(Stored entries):
___
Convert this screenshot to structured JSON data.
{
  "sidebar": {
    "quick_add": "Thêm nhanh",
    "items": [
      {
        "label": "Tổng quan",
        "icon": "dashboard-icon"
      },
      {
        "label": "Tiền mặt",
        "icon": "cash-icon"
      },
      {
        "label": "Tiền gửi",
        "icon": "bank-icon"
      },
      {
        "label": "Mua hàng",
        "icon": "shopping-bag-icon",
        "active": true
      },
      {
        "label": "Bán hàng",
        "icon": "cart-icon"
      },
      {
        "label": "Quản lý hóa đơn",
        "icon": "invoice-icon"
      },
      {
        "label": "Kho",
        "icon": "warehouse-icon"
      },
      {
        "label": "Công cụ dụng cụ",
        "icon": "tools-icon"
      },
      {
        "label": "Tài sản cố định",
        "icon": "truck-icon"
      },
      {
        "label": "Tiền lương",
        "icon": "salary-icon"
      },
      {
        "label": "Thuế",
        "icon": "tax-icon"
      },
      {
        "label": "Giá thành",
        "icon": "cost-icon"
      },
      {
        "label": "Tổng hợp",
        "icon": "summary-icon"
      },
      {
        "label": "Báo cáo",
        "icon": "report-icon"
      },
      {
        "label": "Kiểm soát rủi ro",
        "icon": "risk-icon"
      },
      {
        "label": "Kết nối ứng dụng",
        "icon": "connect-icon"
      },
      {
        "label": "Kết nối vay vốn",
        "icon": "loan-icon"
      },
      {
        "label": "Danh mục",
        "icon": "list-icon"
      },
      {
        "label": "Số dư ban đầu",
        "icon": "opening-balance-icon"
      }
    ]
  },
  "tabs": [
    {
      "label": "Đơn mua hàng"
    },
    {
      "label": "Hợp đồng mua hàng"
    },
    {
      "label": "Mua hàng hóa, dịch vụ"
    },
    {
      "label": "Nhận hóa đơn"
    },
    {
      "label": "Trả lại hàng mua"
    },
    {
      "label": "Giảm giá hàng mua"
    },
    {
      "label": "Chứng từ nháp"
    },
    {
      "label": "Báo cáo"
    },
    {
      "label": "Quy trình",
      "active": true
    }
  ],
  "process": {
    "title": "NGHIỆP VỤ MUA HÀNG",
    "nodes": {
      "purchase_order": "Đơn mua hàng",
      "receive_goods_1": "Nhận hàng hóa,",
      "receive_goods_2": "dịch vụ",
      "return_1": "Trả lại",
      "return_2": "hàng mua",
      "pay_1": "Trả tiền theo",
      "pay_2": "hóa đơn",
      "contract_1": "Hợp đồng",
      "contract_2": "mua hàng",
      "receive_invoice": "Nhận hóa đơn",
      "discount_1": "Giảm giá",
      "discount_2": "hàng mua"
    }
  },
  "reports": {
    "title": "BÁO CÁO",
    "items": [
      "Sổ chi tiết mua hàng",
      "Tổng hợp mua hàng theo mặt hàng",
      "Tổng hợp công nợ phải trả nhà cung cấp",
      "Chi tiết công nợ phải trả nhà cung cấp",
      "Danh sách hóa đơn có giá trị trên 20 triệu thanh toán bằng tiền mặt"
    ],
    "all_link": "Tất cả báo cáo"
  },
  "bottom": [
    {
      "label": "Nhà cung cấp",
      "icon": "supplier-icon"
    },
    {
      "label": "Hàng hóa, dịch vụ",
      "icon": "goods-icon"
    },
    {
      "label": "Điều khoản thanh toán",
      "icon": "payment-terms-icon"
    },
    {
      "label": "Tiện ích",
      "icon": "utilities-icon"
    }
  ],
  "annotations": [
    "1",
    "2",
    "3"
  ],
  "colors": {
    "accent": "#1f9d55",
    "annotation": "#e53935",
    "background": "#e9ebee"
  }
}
___
(TASK TO COMPLETE): Return every line of the material exactly.

(RESPONSE):
Convert this screenshot to structured JSON data.
{
  "sidebar": {
    "quick_add": "Thêm nhanh",
    "items": [
      {
        "label": "Tổng quan",
        "icon": "dashboard-icon"
      },
      {
        "label": "Tiền mặt",
        "icon": "cash-icon"
      },
      {
        "label": "Tiền gửi",
        "icon": "bank-icon"
      },
      {
        "label": "Mua hàng",
        "icon": "shopping-bag-icon",
        "active": true
      },
      {
        "label": "Bán hàng",
        "icon": "cart-icon"
      },
      {
        "label": "Quản lý hóa đơn",
        "icon": "invoice-icon"
      },
      {
        "label": "Kho",
        "icon": "warehouse-icon"
      },
      {
        "label": "Công cụ dụng cụ",
        "icon": "tools-icon"
      },
      {
        "label": "Tài sản cố định",
        "icon": "truck-icon"
      },
      {
        "label": "Tiền lương",
        "icon": "salary-icon"
      },
      {
        "label": "Thuế",
        "icon": "tax-icon"
      },
      {
        "label": "Giá thành",
        "icon": "cost-icon"
      },
      {
        "label": "Tổng hợp",
        "icon": "summary-icon"
      },
      {
        "label": "Báo cáo",
        "icon": "report-icon"
      },
      {
        "label": "Kiểm soát rủi ro",
        "icon": "risk-icon"
      },
      {
        "label": "Kết nối ứng dụng",
        "icon": "connect-icon"
      },
      {
        "label": "Kết nối vay vốn",
        "icon": "loan-icon"
      },
      {
        "label": "Danh mục",
        "icon": "list-icon"
      },
      {
        "label": "Số dư ban đầu",
        "icon": "opening-balance-icon"
      }
    ]
  },
  "tabs": [
    {
      "label": "Đơn mua hàng"
    },
    {
      "label": "Hợp đồng mua hàng"
    },
    {
      "label": "Mua hàng hóa, dịch vụ"
    },
    {
      "label": "Nhận hóa đơn"
    },
    {
      "label": "Trả lại hàng mua"
    },
    {
      "label": "Giảm giá hàng mua"
    },
    {
      "label": "Chứng từ nháp"
    },
    {
      "label": "Báo cáo"
    },
    {
      "label": "Quy trình",
      "active": true
    }
  ],
  "process": {
    "title": "NGHIỆP VỤ MUA HÀNG",
    "nodes": {
      "purchase_order": "Đơn mua hàng",
      "receive_goods_1": "Nhận hàng hóa,",
      "receive_goods_2": "dịch vụ",
      "return_1": "Trả lại",
      "return_2": "hàng mua",
      "pay_1": "Trả tiền theo",
      "pay_2": "hóa đơn",
      "contract_1": "Hợp đồng",
      "contract_2": "mua hàng",
      "receive_invoice": "Nhận hóa đơn",
      "discount_1": "Giảm giá",
      "discount_2": "hàng mua"
    }
  },
  "reports": {
    "title": "BÁO CÁO",
    "items": [
      "Sổ chi tiết mua hàng",
      "Tổng hợp mua hàng theo mặt hàng",
      "Tổng hợp công nợ phải trả nhà cung cấp",
      "Chi tiết công nợ phải trả nhà cung cấp",
      "Danh sách hóa đơn có giá trị trên 20 triệu thanh toán bằng tiền mặt"
    ],
    "all_link": "Tất cả báo cáo"
  },
  "bottom": [
    {
      "label": "Nhà cung cấp",
      "icon": "supplier-icon"
    },
    {
      "label": "Hàng hóa, dịch vụ",
      "icon": "goods-icon"
    },
    {
      "label": "Điều khoản thanh toán",
      "icon": "payment-terms-icon"
    },
    {
      "label": "Tiện ích",
      "icon": "utilities-icon"
    }
  ],
  "annotations": [
    "1",
    "2",
    "3"
  ],
  "colors": {
    "accent": "#1f9d55",
    "annotation": "#e53935",
    "background": "#e9ebee"
  }
}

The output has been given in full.